▶ _Set exercise_: Look through the material below. Copy every line with the string "Selected" in it.

▶ _Listing_:
= = = = =
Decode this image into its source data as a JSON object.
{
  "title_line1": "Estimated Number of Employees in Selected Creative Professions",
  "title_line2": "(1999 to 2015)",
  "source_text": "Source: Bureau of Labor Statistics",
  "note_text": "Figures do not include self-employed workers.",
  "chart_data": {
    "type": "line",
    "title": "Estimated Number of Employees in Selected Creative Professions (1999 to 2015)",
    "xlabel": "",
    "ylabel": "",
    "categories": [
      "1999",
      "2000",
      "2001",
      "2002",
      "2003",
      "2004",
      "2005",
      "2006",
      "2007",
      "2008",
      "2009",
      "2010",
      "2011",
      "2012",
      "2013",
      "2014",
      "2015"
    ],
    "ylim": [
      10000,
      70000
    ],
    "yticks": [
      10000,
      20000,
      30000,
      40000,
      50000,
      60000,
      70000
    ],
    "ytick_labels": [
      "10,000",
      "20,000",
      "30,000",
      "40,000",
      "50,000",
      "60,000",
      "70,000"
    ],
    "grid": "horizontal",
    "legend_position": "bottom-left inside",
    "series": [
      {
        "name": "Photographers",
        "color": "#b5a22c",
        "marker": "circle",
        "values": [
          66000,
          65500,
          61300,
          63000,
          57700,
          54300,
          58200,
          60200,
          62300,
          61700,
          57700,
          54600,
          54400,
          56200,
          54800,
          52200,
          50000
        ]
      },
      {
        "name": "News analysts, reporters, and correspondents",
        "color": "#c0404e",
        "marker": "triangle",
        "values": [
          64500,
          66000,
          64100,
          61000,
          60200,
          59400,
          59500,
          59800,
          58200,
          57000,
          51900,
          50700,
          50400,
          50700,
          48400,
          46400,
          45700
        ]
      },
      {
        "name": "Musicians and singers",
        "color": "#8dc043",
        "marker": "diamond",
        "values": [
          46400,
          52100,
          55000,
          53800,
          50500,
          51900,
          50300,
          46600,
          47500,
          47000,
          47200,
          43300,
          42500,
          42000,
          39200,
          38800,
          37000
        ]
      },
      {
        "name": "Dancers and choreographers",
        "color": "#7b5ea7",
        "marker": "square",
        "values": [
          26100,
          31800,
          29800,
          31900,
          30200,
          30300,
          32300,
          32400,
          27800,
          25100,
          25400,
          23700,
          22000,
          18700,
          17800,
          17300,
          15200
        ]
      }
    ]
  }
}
= = = = =
▶ _In response_:
  "title_line1": "Estimated Number of Employees in Selected Creative Professions",
    "title": "Estimated Number of Employees in Selected Creative Professions (1999 to 2015)",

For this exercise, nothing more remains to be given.